■ **PROBLEM STATEMENT**: In the copy, include every entry exactly but none of the pictures.

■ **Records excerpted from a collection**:
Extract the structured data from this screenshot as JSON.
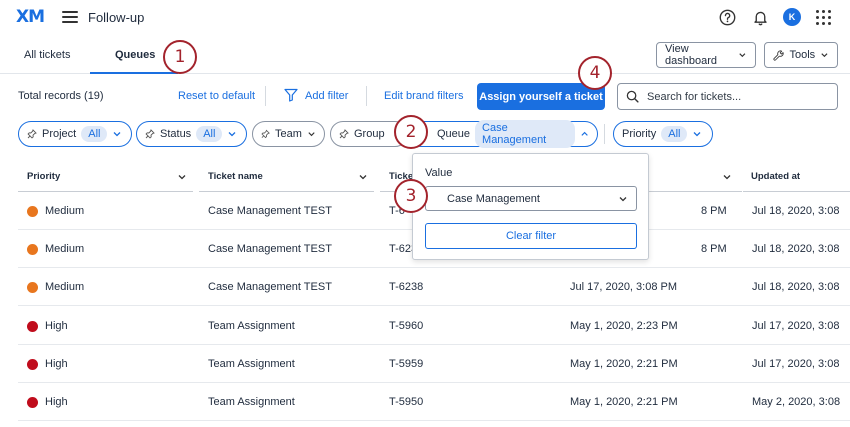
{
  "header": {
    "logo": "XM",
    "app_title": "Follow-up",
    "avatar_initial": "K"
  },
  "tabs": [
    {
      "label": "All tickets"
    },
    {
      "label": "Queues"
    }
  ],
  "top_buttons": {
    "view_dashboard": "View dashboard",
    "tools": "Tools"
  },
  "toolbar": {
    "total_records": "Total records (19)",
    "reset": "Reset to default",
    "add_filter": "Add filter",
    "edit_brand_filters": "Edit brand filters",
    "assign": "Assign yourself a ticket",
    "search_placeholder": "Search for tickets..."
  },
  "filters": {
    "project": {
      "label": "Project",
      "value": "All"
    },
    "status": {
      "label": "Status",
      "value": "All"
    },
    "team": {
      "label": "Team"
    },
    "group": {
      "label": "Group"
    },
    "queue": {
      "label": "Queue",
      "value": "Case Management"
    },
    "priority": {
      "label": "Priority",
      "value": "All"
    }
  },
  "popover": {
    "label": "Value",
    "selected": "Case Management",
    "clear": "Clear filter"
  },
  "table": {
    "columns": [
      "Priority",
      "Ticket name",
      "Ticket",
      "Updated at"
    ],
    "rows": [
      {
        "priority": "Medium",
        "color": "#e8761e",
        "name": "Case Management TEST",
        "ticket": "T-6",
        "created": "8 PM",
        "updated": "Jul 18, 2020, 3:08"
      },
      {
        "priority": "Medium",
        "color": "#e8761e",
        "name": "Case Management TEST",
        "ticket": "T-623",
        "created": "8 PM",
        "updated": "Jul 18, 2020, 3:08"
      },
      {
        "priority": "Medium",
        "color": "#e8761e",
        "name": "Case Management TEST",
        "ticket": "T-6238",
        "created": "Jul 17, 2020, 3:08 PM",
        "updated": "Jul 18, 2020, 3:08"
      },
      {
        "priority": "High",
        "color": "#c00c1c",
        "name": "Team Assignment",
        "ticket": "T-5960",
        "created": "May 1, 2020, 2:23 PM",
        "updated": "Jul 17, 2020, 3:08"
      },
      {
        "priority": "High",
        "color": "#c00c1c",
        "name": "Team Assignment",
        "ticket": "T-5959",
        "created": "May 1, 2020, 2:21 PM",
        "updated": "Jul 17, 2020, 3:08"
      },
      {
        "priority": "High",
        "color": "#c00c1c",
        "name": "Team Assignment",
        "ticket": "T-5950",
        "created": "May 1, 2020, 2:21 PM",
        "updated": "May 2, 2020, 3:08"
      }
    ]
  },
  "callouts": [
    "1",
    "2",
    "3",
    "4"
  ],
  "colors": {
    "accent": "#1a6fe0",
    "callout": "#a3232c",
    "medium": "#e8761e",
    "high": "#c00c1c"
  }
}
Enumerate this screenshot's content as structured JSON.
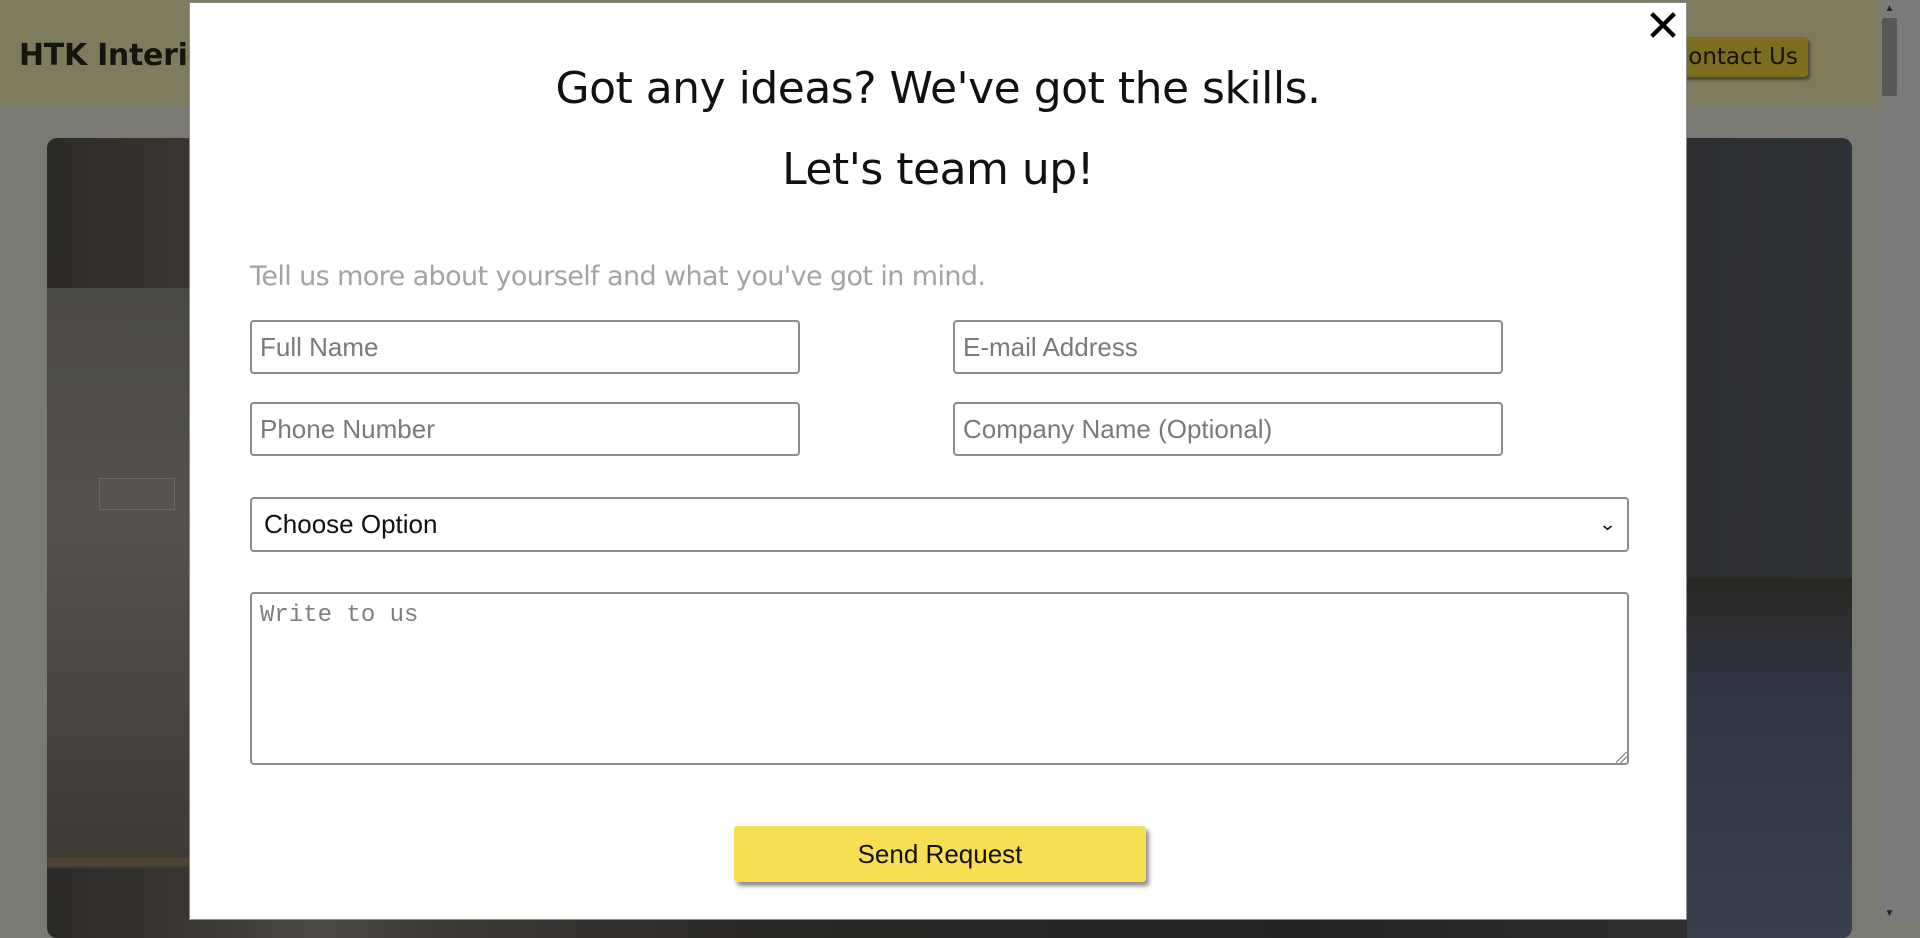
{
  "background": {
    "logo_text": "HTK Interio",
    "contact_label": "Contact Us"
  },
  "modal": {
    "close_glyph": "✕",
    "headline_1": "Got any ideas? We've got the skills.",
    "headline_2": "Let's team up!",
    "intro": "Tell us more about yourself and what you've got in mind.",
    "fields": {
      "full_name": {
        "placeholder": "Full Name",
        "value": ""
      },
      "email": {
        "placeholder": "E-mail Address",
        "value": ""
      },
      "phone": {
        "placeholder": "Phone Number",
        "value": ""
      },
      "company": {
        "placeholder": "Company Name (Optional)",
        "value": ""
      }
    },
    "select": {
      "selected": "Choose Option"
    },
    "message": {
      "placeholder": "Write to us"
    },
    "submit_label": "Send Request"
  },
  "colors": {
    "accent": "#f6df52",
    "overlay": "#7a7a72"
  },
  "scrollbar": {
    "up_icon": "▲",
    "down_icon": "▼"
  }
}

■ **REPLY**:
Extract the structured data from this screenshot as JSON.
{
  "header": {
    "logo": "XM",
    "app_title": "Follow-up",
    "avatar_initial": "K"
  },
  "tabs": [
    {
      "label": "All tickets"
    },
    {
      "label": "Queues"
    }
  ],
  "top_buttons": {
    "view_dashboard": "View dashboard",
    "tools": "Tools"
  },
  "toolbar": {
    "total_records": "Total records (19)",
    "reset": "Reset to default",
    "add_filter": "Add filter",
    "edit_brand_filters": "Edit brand filters",
    "assign": "Assign yourself a ticket",
    "search_placeholder": "Search for tickets..."
  },
  "filters": {
    "project": {
      "label": "Project",
      "value": "All"
    },
    "status": {
      "label": "Status",
      "value": "All"
    },
    "team": {
      "label": "Team"
    },
    "group": {
      "label": "Group"
    },
    "queue": {
      "label": "Queue",
      "value": "Case Management"
    },
    "priority": {
      "label": "Priority",
      "value": "All"
    }
  },
  "popover": {
    "label": "Value",
    "selected": "Case Management",
    "clear": "Clear filter"
  },
  "table": {
    "columns": [
      "Priority",
      "Ticket name",
      "Ticket",
      "Updated at"
    ],
    "rows": [
      {
        "priority": "Medium",
        "color": "#e8761e",
        "name": "Case Management TEST",
        "ticket": "T-6",
        "created": "8 PM",
        "updated": "Jul 18, 2020, 3:08"
      },
      {
        "priority": "Medium",
        "color": "#e8761e",
        "name": "Case Management TEST",
        "ticket": "T-623",
        "created": "8 PM",
        "updated": "Jul 18, 2020, 3:08"
      },
      {
        "priority": "Medium",
        "color": "#e8761e",
        "name": "Case Management TEST",
        "ticket": "T-6238",
        "created": "Jul 17, 2020, 3:08 PM",
        "updated": "Jul 18, 2020, 3:08"
      },
      {
        "priority": "High",
        "color": "#c00c1c",
        "name": "Team Assignment",
        "ticket": "T-5960",
        "created": "May 1, 2020, 2:23 PM",
        "updated": "Jul 17, 2020, 3:08"
      },
      {
        "priority": "High",
        "color": "#c00c1c",
        "name": "Team Assignment",
        "ticket": "T-5959",
        "created": "May 1, 2020, 2:21 PM",
        "updated": "Jul 17, 2020, 3:08"
      },
      {
        "priority": "High",
        "color": "#c00c1c",
        "name": "Team Assignment",
        "ticket": "T-5950",
        "created": "May 1, 2020, 2:21 PM",
        "updated": "May 2, 2020, 3:08"
      }
    ]
  },
  "callouts": [
    "1",
    "2",
    "3",
    "4"
  ],
  "colors": {
    "accent": "#1a6fe0",
    "callout": "#a3232c",
    "medium": "#e8761e",
    "high": "#c00c1c"
  }
}
Enumerate this screenshot's content as structured JSON.
{
  "background": {
    "logo_text": "HTK Interio",
    "contact_label": "Contact Us"
  },
  "modal": {
    "close_glyph": "✕",
    "headline_1": "Got any ideas? We've got the skills.",
    "headline_2": "Let's team up!",
    "intro": "Tell us more about yourself and what you've got in mind.",
    "fields": {
      "full_name": {
        "placeholder": "Full Name",
        "value": ""
      },
      "email": {
        "placeholder": "E-mail Address",
        "value": ""
      },
      "phone": {
        "placeholder": "Phone Number",
        "value": ""
      },
      "company": {
        "placeholder": "Company Name (Optional)",
        "value": ""
      }
    },
    "select": {
      "selected": "Choose Option"
    },
    "message": {
      "placeholder": "Write to us"
    },
    "submit_label": "Send Request"
  },
  "colors": {
    "accent": "#f6df52",
    "overlay": "#7a7a72"
  },
  "scrollbar": {
    "up_icon": "▲",
    "down_icon": "▼"
  }
}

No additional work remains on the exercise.